Records for the task:
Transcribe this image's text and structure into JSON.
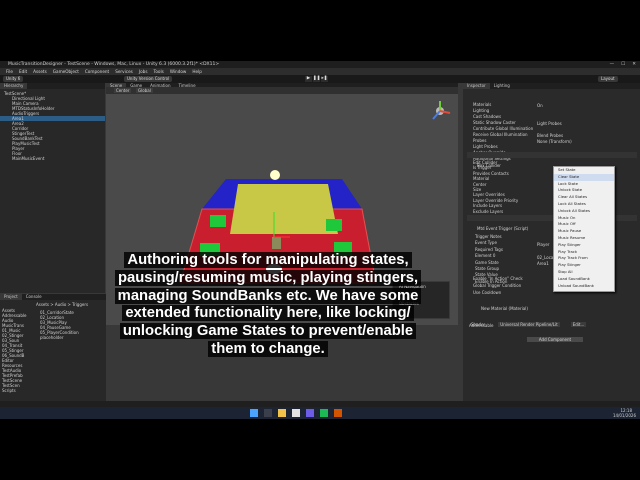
{
  "window": {
    "title": "MusicTransitionDesigner - TestScene - Windows, Mac, Linux - Unity 6.3 (6000.3.2f1)* <DX11>",
    "minimize": "—",
    "maximize": "☐",
    "close": "✕"
  },
  "menu": [
    "File",
    "Edit",
    "Assets",
    "GameObject",
    "Component",
    "Services",
    "Jobs",
    "Tools",
    "Window",
    "Help"
  ],
  "toolbar": {
    "unity_label": "Unity 6",
    "vc_label": "Unity Version Control",
    "layout_label": "Layout"
  },
  "hierarchy": {
    "tab": "Hierarchy",
    "items": [
      {
        "label": "TestScene*",
        "selected": false
      },
      {
        "label": "Directional Light",
        "selected": false
      },
      {
        "label": "Main Camera",
        "selected": false
      },
      {
        "label": "MTDStatusInfoHolder",
        "selected": false
      },
      {
        "label": "AudioTriggers",
        "selected": false
      },
      {
        "label": "Area1",
        "selected": true
      },
      {
        "label": "Area2",
        "selected": false
      },
      {
        "label": "Corridor",
        "selected": false
      },
      {
        "label": "StingerTest",
        "selected": false
      },
      {
        "label": "SoundBankTest",
        "selected": false
      },
      {
        "label": "PlayMusicTest",
        "selected": false
      },
      {
        "label": "Player",
        "selected": false
      },
      {
        "label": "Floor",
        "selected": false
      },
      {
        "label": "MainMusicEvent",
        "selected": false
      }
    ]
  },
  "scene": {
    "tabs": [
      "Scene",
      "Game",
      "Animation",
      "Timeline"
    ],
    "shading_mode": "Center",
    "space_mode": "Global",
    "overlay": {
      "title": "AI Navigation",
      "items": [
        "Surfaces",
        "Agents",
        "Obstacles"
      ]
    },
    "colors": {
      "background": "#4a4a4a",
      "blue": "#2323c8",
      "red": "#c81e2d",
      "yellow": "#c8c846",
      "green": "#1fc83a"
    }
  },
  "project": {
    "tabs": [
      "Project",
      "Console"
    ],
    "breadcrumb": "Assets > Audio > Triggers",
    "tree": [
      "Assets",
      "Addressable",
      "Audio",
      "MusicTrans",
      "01_Music",
      "02_Stinger",
      "03_Soun",
      "04_Transit",
      "05_Stinger",
      "06_SoundB",
      "Editor",
      "Resources",
      "TestAudio",
      "TestPrefab",
      "TestScene",
      "TestScen",
      "Scripts"
    ],
    "files": [
      "01_CorridorState",
      "02_Location",
      "03_MusicPlay",
      "04_PauseGame",
      "05_PlayerCondition",
      "placeholder"
    ]
  },
  "inspector": {
    "tabs": [
      "Inspector",
      "Lighting"
    ],
    "sections": [
      {
        "label": "Materials",
        "value": ""
      },
      {
        "label": "Lighting",
        "value": ""
      },
      {
        "label": "Cast Shadows",
        "value": "On"
      },
      {
        "label": "Static Shadow Caster",
        "value": ""
      },
      {
        "label": "Contribute Global Illumination",
        "value": ""
      },
      {
        "label": "Receive Global Illumination",
        "value": "Light Probes"
      },
      {
        "label": "Probes",
        "value": ""
      },
      {
        "label": "Light Probes",
        "value": "Blend Probes"
      },
      {
        "label": "Anchor Override",
        "value": "None (Transform)"
      },
      {
        "label": "Additional Settings",
        "value": ""
      }
    ],
    "box_collider": {
      "title": "Box Collider",
      "fields": [
        "Edit Collider",
        "Is Trigger",
        "Provides Contacts",
        "Material",
        "Center",
        "Size",
        "Layer Overrides",
        "Layer Override Priority",
        "Include Layers",
        "Exclude Layers"
      ]
    },
    "trigger": {
      "title": "Mtd Event Trigger (Script)",
      "rows": [
        {
          "label": "Trigger Notes",
          "value": ""
        },
        {
          "label": "Event Type",
          "value": ""
        },
        {
          "label": "Required Tags",
          "value": ""
        },
        {
          "label": "Element 0",
          "value": "Player"
        },
        {
          "label": "Game State",
          "value": ""
        },
        {
          "label": "State Group",
          "value": "02_Location (Game State)"
        },
        {
          "label": "State Value",
          "value": "Area1"
        },
        {
          "label": "Enable In Action",
          "value": ""
        }
      ]
    },
    "checks": [
      "Enable \"In Action\" Check",
      "Global Trigger Condition",
      "Use Cooldown"
    ],
    "material": {
      "name": "New Material (Material)",
      "shader_label": "Shader",
      "shader_value": "Universal Render Pipeline/Lit",
      "edit": "Edit..."
    },
    "addressable": "Addressable",
    "add_component": "Add Component",
    "dropdown": {
      "items": [
        "Set State",
        "Clear State",
        "Lock State",
        "Unlock State",
        "Clear All States",
        "Lock All States",
        "Unlock All States",
        "Music On",
        "Music Off",
        "Music Pause",
        "Music Resume",
        "Play Stinger",
        "Play Track",
        "Play Track From",
        "Play Stinger",
        "Stop All",
        "Load SoundBank",
        "Unload SoundBank"
      ],
      "highlighted": "Clear State"
    }
  },
  "status": {
    "message": "SoundBank '04_TestSoundBank' populated successfully."
  },
  "taskbar": {
    "time": "12:18",
    "date": "14/01/2026"
  },
  "caption": {
    "lines": [
      "Authoring tools for manipulating states,",
      "pausing/resuming music, playing stingers,",
      "managing SoundBanks etc. We have some",
      "extended functionality here, like locking/",
      "unlocking Game States to prevent/enable",
      "them to change."
    ]
  }
}
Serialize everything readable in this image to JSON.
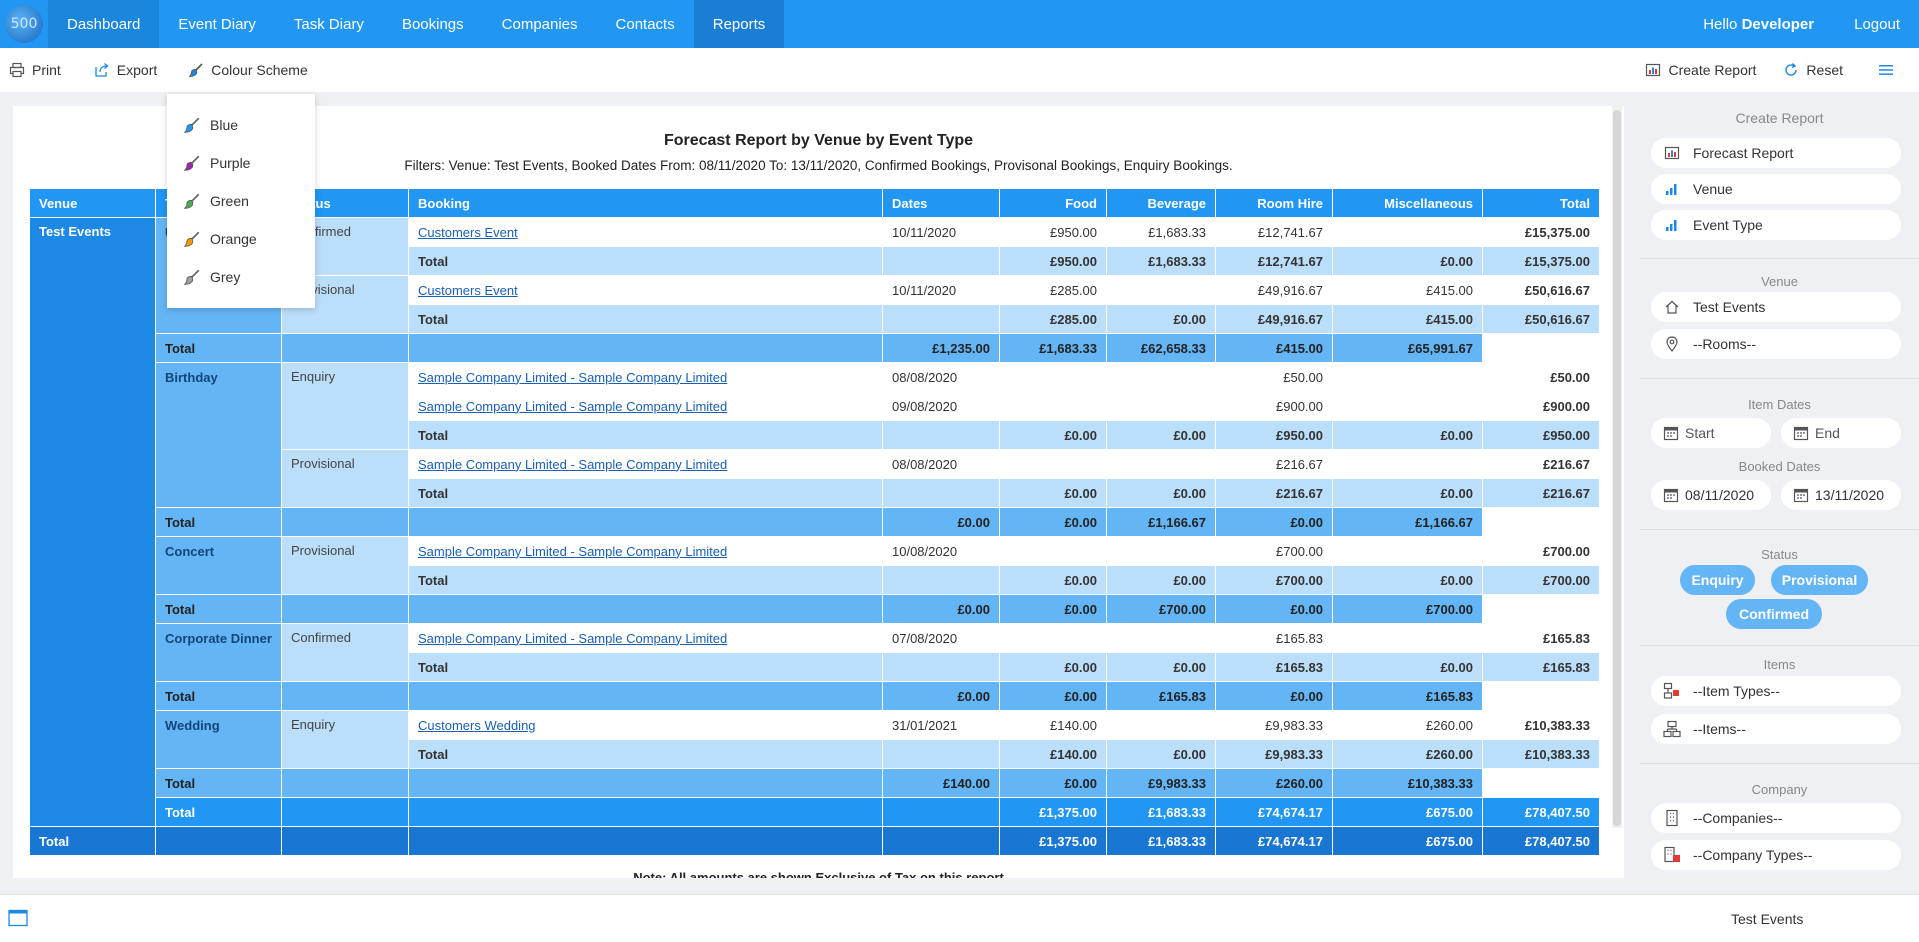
{
  "app": {
    "logo_text": "500"
  },
  "nav": {
    "items": [
      "Dashboard",
      "Event Diary",
      "Task Diary",
      "Bookings",
      "Companies",
      "Contacts",
      "Reports"
    ],
    "hello": "Hello",
    "user": "Developer",
    "logout": "Logout"
  },
  "toolbar": {
    "print": "Print",
    "export": "Export",
    "colour_scheme": "Colour Scheme",
    "create_report": "Create Report",
    "reset": "Reset"
  },
  "colour_menu": {
    "items": [
      {
        "label": "Blue",
        "color": "#2196f3"
      },
      {
        "label": "Purple",
        "color": "#9c27b0"
      },
      {
        "label": "Green",
        "color": "#4caf50"
      },
      {
        "label": "Orange",
        "color": "#ff9800"
      },
      {
        "label": "Grey",
        "color": "#9e9e9e"
      }
    ]
  },
  "report": {
    "title": "Forecast Report by Venue by Event Type",
    "filters": "Filters: Venue: Test Events, Booked Dates From: 08/11/2020 To: 13/11/2020, Confirmed Bookings, Provisonal Bookings, Enquiry Bookings.",
    "note": "Note: All amounts are shown Exclusive of Tax on this report",
    "columns": {
      "venue": "Venue",
      "type": "Type",
      "status": "Status",
      "booking": "Booking",
      "dates": "Dates",
      "food": "Food",
      "beverage": "Beverage",
      "room_hire": "Room Hire",
      "misc": "Miscellaneous",
      "total": "Total"
    },
    "total_label": "Total",
    "venue": "Test Events",
    "types": [
      {
        "name": "Unknown",
        "statuses": [
          {
            "name": "Confirmed",
            "rows": [
              {
                "booking": "Customers Event",
                "date": "10/11/2020",
                "food": "£950.00",
                "bev": "£1,683.33",
                "room": "£12,741.67",
                "misc": "",
                "total": "£15,375.00"
              }
            ],
            "total": {
              "food": "£950.00",
              "bev": "£1,683.33",
              "room": "£12,741.67",
              "misc": "£0.00",
              "total": "£15,375.00"
            }
          },
          {
            "name": "Provisional",
            "rows": [
              {
                "booking": "Customers Event",
                "date": "10/11/2020",
                "food": "£285.00",
                "bev": "",
                "room": "£49,916.67",
                "misc": "£415.00",
                "total": "£50,616.67"
              }
            ],
            "total": {
              "food": "£285.00",
              "bev": "£0.00",
              "room": "£49,916.67",
              "misc": "£415.00",
              "total": "£50,616.67"
            }
          }
        ],
        "total": {
          "food": "£1,235.00",
          "bev": "£1,683.33",
          "room": "£62,658.33",
          "misc": "£415.00",
          "total": "£65,991.67"
        }
      },
      {
        "name": "Birthday",
        "statuses": [
          {
            "name": "Enquiry",
            "rows": [
              {
                "booking": "Sample Company Limited - Sample Company Limited",
                "date": "08/08/2020",
                "food": "",
                "bev": "",
                "room": "£50.00",
                "misc": "",
                "total": "£50.00"
              },
              {
                "booking": "Sample Company Limited - Sample Company Limited",
                "date": "09/08/2020",
                "food": "",
                "bev": "",
                "room": "£900.00",
                "misc": "",
                "total": "£900.00"
              }
            ],
            "total": {
              "food": "£0.00",
              "bev": "£0.00",
              "room": "£950.00",
              "misc": "£0.00",
              "total": "£950.00"
            }
          },
          {
            "name": "Provisional",
            "rows": [
              {
                "booking": "Sample Company Limited - Sample Company Limited",
                "date": "08/08/2020",
                "food": "",
                "bev": "",
                "room": "£216.67",
                "misc": "",
                "total": "£216.67"
              }
            ],
            "total": {
              "food": "£0.00",
              "bev": "£0.00",
              "room": "£216.67",
              "misc": "£0.00",
              "total": "£216.67"
            }
          }
        ],
        "total": {
          "food": "£0.00",
          "bev": "£0.00",
          "room": "£1,166.67",
          "misc": "£0.00",
          "total": "£1,166.67"
        }
      },
      {
        "name": "Concert",
        "statuses": [
          {
            "name": "Provisional",
            "rows": [
              {
                "booking": "Sample Company Limited - Sample Company Limited",
                "date": "10/08/2020",
                "food": "",
                "bev": "",
                "room": "£700.00",
                "misc": "",
                "total": "£700.00"
              }
            ],
            "total": {
              "food": "£0.00",
              "bev": "£0.00",
              "room": "£700.00",
              "misc": "£0.00",
              "total": "£700.00"
            }
          }
        ],
        "total": {
          "food": "£0.00",
          "bev": "£0.00",
          "room": "£700.00",
          "misc": "£0.00",
          "total": "£700.00"
        }
      },
      {
        "name": "Corporate Dinner",
        "statuses": [
          {
            "name": "Confirmed",
            "rows": [
              {
                "booking": "Sample Company Limited - Sample Company Limited",
                "date": "07/08/2020",
                "food": "",
                "bev": "",
                "room": "£165.83",
                "misc": "",
                "total": "£165.83"
              }
            ],
            "total": {
              "food": "£0.00",
              "bev": "£0.00",
              "room": "£165.83",
              "misc": "£0.00",
              "total": "£165.83"
            }
          }
        ],
        "total": {
          "food": "£0.00",
          "bev": "£0.00",
          "room": "£165.83",
          "misc": "£0.00",
          "total": "£165.83"
        }
      },
      {
        "name": "Wedding",
        "statuses": [
          {
            "name": "Enquiry",
            "rows": [
              {
                "booking": "Customers Wedding",
                "date": "31/01/2021",
                "food": "£140.00",
                "bev": "",
                "room": "£9,983.33",
                "misc": "£260.00",
                "total": "£10,383.33"
              }
            ],
            "total": {
              "food": "£140.00",
              "bev": "£0.00",
              "room": "£9,983.33",
              "misc": "£260.00",
              "total": "£10,383.33"
            }
          }
        ],
        "total": {
          "food": "£140.00",
          "bev": "£0.00",
          "room": "£9,983.33",
          "misc": "£260.00",
          "total": "£10,383.33"
        }
      }
    ],
    "venue_total": {
      "food": "£1,375.00",
      "bev": "£1,683.33",
      "room": "£74,674.17",
      "misc": "£675.00",
      "total": "£78,407.50"
    },
    "grand_total": {
      "food": "£1,375.00",
      "bev": "£1,683.33",
      "room": "£74,674.17",
      "misc": "£675.00",
      "total": "£78,407.50"
    }
  },
  "sidebar": {
    "create_report": {
      "heading": "Create Report",
      "items": [
        "Forecast Report",
        "Venue",
        "Event Type"
      ]
    },
    "venue": {
      "heading": "Venue",
      "value": "Test Events",
      "rooms": "--Rooms--"
    },
    "item_dates": {
      "heading": "Item Dates",
      "start": "Start",
      "end": "End"
    },
    "booked_dates": {
      "heading": "Booked Dates",
      "from": "08/11/2020",
      "to": "13/11/2020"
    },
    "status": {
      "heading": "Status",
      "enquiry": "Enquiry",
      "provisional": "Provisional",
      "confirmed": "Confirmed"
    },
    "items": {
      "heading": "Items",
      "item_types": "--Item Types--",
      "items": "--Items--"
    },
    "company": {
      "heading": "Company",
      "companies": "--Companies--",
      "company_types": "--Company Types--"
    }
  },
  "footer": {
    "venue": "Test Events"
  }
}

Problem statement:
Find each line with the string "this" and copy it out.

The response:
Transcribe this image's text and structure into JSON.
Serialize everything readable in this image to JSON.
    "note": "Note: All amounts are shown Exclusive of Tax on this report",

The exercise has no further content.